---------- Listing ----------

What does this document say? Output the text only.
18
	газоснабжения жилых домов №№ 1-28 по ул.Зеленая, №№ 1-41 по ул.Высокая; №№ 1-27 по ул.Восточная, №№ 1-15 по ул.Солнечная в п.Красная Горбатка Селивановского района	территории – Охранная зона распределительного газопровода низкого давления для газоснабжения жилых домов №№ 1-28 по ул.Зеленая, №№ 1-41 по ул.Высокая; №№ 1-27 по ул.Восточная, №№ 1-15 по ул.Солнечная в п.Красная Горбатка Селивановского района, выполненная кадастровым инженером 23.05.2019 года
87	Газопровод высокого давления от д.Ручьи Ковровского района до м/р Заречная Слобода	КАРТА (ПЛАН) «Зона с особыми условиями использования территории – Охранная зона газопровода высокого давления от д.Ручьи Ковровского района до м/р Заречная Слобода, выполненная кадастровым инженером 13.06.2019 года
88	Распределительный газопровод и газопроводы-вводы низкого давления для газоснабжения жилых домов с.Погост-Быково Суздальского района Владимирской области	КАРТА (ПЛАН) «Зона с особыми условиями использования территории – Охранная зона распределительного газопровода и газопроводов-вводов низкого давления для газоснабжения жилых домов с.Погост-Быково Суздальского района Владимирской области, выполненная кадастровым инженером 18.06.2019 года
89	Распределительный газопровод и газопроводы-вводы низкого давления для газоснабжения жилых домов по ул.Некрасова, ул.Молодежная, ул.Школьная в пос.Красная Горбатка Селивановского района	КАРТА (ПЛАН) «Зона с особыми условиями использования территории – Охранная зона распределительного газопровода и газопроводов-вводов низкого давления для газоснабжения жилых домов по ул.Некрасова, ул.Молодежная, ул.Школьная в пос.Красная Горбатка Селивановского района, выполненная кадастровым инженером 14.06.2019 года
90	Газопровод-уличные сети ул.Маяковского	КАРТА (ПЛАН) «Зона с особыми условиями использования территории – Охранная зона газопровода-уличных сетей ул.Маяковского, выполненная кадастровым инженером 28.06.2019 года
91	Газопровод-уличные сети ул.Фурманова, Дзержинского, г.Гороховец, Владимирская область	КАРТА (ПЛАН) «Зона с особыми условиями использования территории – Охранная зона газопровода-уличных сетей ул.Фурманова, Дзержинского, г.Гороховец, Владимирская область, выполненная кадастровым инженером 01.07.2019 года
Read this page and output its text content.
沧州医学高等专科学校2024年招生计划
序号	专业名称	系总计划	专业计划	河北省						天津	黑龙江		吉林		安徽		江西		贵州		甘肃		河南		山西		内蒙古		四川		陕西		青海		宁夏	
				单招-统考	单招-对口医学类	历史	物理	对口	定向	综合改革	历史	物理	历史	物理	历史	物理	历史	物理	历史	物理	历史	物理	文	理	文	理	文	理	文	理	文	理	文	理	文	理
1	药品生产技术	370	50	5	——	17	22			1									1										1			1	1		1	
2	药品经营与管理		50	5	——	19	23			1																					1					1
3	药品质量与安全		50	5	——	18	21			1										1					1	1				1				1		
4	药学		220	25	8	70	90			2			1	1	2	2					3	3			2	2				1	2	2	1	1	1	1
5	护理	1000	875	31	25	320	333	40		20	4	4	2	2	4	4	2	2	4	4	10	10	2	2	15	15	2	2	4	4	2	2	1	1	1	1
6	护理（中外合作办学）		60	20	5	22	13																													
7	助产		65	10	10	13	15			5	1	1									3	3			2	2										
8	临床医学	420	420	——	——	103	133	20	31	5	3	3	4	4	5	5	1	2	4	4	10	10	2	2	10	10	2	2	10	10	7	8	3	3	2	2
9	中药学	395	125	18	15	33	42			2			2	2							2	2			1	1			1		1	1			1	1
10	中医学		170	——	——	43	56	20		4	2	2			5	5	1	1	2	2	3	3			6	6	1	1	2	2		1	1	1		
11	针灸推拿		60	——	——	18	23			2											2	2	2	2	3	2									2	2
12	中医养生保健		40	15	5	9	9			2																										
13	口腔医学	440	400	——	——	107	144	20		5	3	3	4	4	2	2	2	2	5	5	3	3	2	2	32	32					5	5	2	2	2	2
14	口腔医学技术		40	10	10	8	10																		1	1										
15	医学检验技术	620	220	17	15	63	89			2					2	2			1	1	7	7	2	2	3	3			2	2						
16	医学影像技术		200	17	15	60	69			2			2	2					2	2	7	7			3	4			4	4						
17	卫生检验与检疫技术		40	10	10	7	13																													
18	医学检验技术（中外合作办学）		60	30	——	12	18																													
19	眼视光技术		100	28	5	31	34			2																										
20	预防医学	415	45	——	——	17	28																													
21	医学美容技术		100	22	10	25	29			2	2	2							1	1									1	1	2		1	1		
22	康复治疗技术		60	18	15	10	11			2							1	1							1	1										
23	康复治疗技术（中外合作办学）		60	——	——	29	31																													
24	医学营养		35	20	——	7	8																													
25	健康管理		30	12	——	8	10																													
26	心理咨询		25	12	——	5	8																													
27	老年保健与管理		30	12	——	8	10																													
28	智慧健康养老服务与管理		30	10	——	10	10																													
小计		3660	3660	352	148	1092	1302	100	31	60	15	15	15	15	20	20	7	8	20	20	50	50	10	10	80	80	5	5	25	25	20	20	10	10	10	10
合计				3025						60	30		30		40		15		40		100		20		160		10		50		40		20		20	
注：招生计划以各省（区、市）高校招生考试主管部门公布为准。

----------
---------- Listing ----------

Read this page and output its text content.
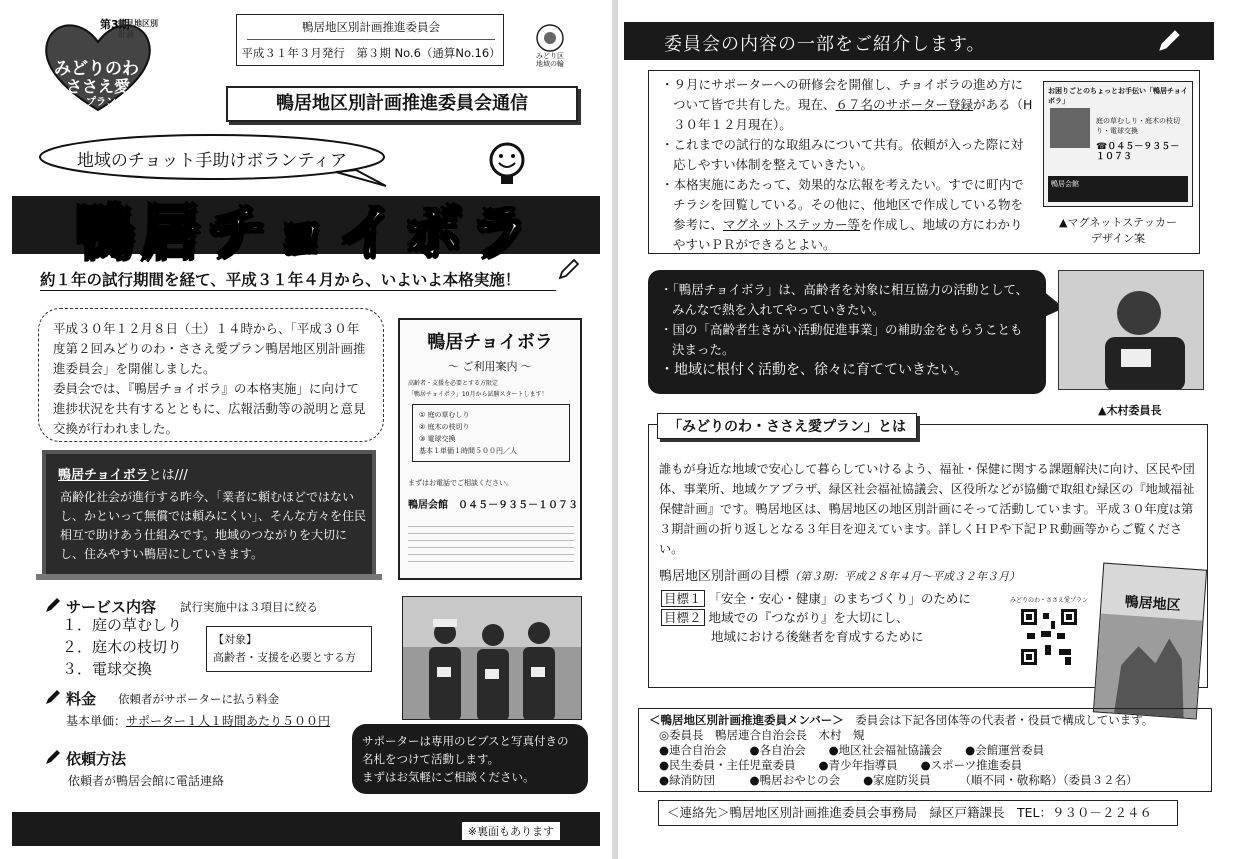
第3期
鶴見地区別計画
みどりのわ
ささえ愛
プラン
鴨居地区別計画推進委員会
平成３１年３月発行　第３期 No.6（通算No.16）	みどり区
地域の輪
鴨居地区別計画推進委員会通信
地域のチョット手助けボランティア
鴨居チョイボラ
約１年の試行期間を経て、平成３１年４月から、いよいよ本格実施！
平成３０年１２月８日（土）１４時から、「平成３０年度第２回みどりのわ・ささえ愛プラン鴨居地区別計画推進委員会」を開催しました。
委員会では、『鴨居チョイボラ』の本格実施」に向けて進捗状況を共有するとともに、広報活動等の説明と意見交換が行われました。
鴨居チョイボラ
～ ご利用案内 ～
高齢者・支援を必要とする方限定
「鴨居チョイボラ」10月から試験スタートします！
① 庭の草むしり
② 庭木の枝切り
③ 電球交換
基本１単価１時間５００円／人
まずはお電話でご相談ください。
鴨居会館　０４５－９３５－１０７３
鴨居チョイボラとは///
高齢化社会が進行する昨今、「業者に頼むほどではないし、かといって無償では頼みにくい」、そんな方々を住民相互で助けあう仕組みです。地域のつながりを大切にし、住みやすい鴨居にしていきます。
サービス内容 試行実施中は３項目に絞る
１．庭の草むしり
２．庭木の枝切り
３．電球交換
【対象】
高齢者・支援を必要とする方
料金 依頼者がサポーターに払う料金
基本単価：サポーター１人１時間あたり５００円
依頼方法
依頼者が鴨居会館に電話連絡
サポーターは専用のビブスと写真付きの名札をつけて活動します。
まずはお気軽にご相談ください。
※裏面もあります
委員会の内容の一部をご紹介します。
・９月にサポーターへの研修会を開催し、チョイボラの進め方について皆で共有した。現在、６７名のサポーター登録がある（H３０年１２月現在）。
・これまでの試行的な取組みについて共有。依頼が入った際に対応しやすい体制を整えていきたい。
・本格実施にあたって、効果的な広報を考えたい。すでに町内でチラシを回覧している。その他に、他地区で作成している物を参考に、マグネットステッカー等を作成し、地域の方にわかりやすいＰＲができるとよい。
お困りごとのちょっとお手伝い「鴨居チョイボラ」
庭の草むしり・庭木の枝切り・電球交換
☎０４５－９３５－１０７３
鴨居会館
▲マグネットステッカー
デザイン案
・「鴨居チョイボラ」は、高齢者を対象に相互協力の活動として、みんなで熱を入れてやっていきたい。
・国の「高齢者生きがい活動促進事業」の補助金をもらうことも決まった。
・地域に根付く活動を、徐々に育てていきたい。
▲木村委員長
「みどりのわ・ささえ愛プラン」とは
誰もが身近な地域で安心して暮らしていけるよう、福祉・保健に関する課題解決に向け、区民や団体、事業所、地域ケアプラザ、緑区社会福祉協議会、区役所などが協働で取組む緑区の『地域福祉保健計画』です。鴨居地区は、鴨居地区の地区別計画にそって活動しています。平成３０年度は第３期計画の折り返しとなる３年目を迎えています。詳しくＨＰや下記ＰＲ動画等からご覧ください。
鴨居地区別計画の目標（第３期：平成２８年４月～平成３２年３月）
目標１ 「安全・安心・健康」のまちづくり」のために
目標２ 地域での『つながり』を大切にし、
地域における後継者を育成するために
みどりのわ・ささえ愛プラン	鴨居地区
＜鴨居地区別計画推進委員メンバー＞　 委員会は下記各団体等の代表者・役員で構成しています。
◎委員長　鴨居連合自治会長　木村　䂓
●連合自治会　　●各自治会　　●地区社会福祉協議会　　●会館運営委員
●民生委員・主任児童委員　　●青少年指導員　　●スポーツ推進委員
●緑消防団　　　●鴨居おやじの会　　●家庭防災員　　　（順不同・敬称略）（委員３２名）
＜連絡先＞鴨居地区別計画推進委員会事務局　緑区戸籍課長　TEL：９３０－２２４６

----------
---------- Listing ----------

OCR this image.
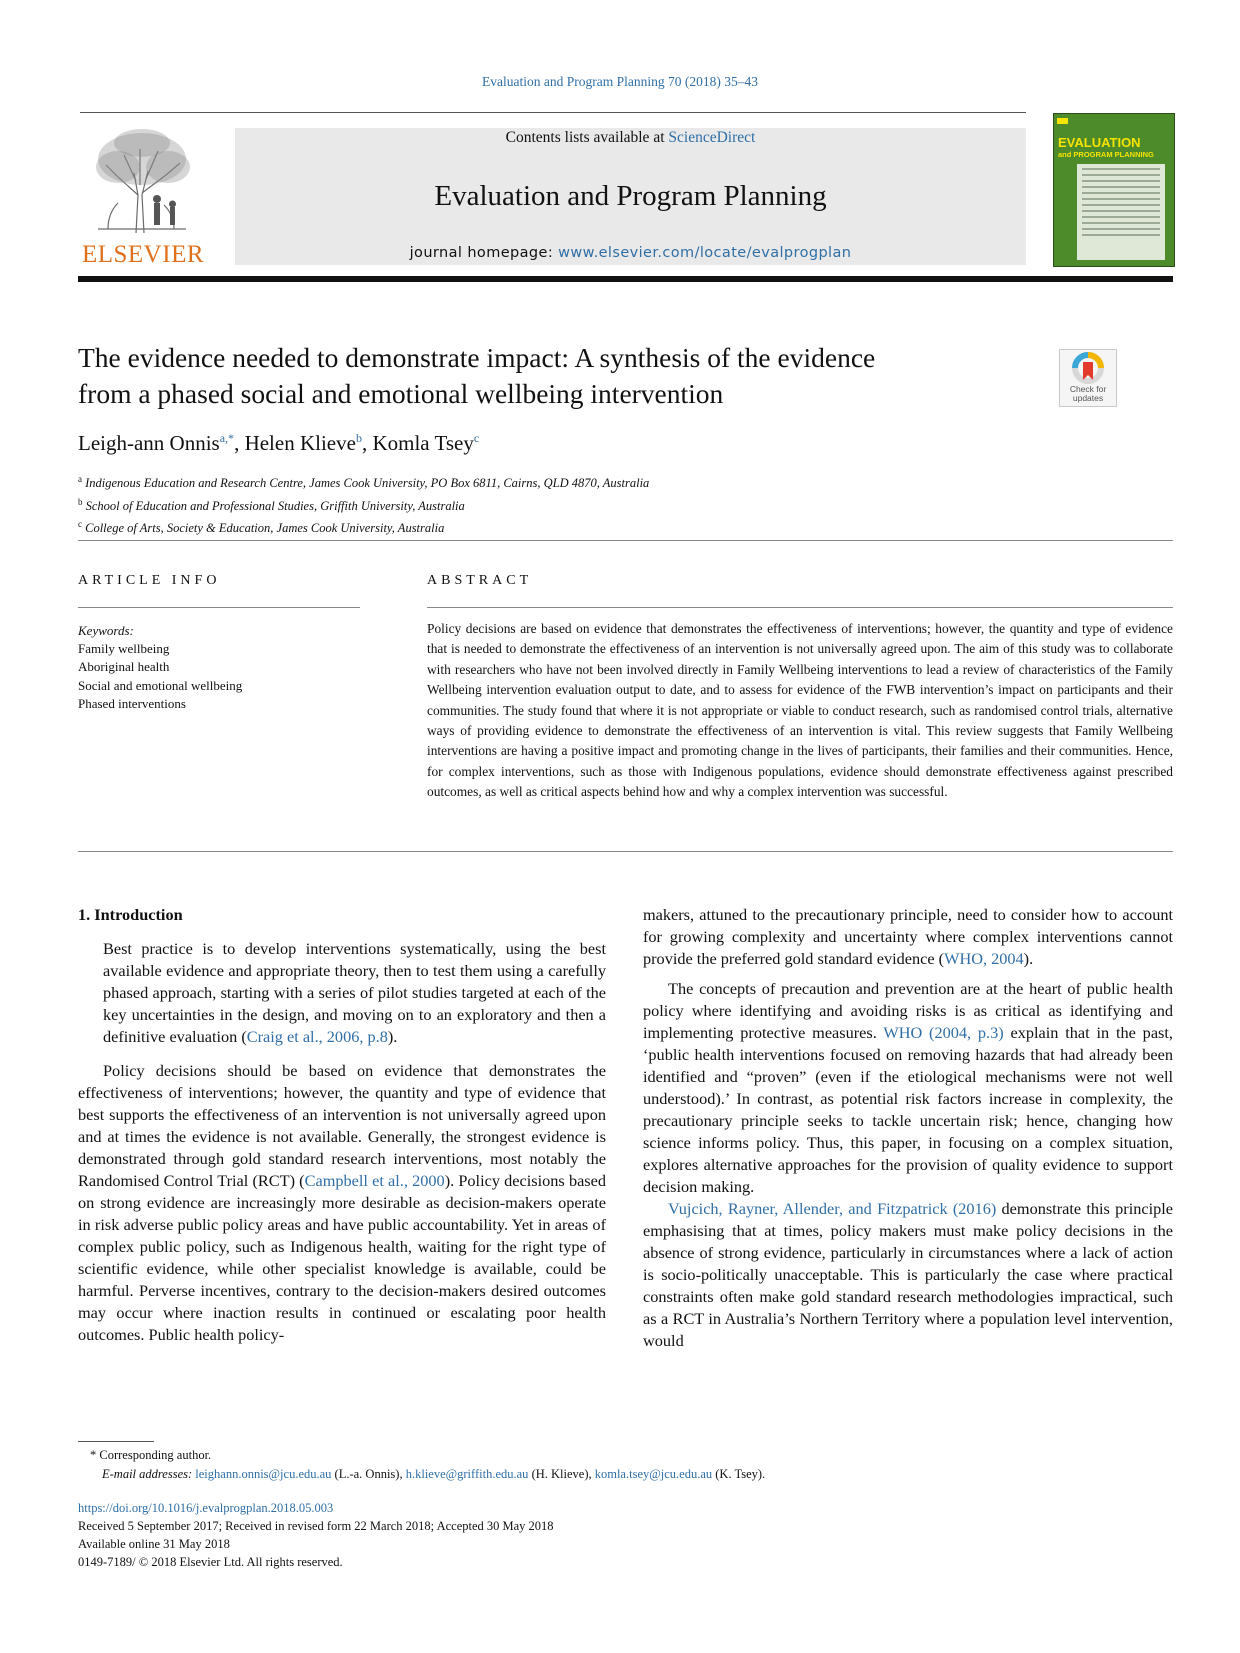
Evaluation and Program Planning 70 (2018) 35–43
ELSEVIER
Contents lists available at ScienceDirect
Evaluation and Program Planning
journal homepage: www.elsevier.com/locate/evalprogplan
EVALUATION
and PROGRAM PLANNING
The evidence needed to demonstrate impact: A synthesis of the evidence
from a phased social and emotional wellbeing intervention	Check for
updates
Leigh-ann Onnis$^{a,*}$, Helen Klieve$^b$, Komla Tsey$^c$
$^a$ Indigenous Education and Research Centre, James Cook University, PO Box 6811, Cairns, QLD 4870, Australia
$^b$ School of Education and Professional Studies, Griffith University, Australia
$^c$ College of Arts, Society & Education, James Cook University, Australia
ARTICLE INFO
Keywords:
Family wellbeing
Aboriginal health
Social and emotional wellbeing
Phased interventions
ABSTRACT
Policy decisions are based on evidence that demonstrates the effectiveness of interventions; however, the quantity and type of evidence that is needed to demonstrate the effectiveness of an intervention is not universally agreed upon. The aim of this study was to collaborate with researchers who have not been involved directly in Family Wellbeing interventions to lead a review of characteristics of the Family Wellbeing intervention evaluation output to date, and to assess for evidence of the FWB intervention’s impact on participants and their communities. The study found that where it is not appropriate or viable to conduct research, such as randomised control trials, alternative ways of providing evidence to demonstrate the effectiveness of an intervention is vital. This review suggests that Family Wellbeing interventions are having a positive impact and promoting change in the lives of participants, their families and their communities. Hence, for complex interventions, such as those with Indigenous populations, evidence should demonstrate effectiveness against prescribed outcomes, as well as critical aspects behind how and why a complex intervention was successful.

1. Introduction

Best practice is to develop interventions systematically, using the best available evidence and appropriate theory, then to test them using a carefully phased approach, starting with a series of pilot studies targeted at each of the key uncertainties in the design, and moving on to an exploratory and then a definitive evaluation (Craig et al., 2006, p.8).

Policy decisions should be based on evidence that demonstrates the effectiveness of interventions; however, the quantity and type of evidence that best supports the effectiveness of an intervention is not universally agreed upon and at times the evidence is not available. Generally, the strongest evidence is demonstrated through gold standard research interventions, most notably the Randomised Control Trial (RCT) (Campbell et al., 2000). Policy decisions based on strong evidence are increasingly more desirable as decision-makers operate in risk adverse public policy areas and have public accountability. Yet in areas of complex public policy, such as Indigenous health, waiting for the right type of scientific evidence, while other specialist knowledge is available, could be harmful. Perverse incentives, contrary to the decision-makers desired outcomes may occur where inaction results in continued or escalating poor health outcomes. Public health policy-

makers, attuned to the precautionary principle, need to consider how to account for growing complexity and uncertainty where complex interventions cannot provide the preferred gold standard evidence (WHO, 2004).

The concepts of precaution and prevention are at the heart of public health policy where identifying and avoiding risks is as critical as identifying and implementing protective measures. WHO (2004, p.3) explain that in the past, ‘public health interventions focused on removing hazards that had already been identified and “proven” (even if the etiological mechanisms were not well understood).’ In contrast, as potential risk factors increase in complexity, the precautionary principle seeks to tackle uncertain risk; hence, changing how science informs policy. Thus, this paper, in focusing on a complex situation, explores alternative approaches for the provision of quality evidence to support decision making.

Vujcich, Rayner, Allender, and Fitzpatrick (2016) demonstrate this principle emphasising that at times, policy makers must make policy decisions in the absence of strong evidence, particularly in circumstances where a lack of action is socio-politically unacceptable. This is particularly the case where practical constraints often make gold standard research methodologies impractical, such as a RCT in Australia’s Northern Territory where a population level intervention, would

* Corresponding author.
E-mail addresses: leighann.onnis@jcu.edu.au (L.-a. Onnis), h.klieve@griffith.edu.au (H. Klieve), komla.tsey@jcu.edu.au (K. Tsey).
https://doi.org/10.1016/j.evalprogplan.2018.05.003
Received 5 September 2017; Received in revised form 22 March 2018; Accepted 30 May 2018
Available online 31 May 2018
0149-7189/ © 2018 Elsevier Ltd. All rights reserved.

----------

• **What you have to do**: Pick out and copy the lines of the entries that hold the string "Education".

• **The answer**:
$^a$ Indigenous Education and Research Centre, James Cook University, PO Box 6811, Cairns, QLD 4870, Australia
$^b$ School of Education and Professional Studies, Griffith University, Australia
$^c$ College of Arts, Society & Education, James Cook University, Australia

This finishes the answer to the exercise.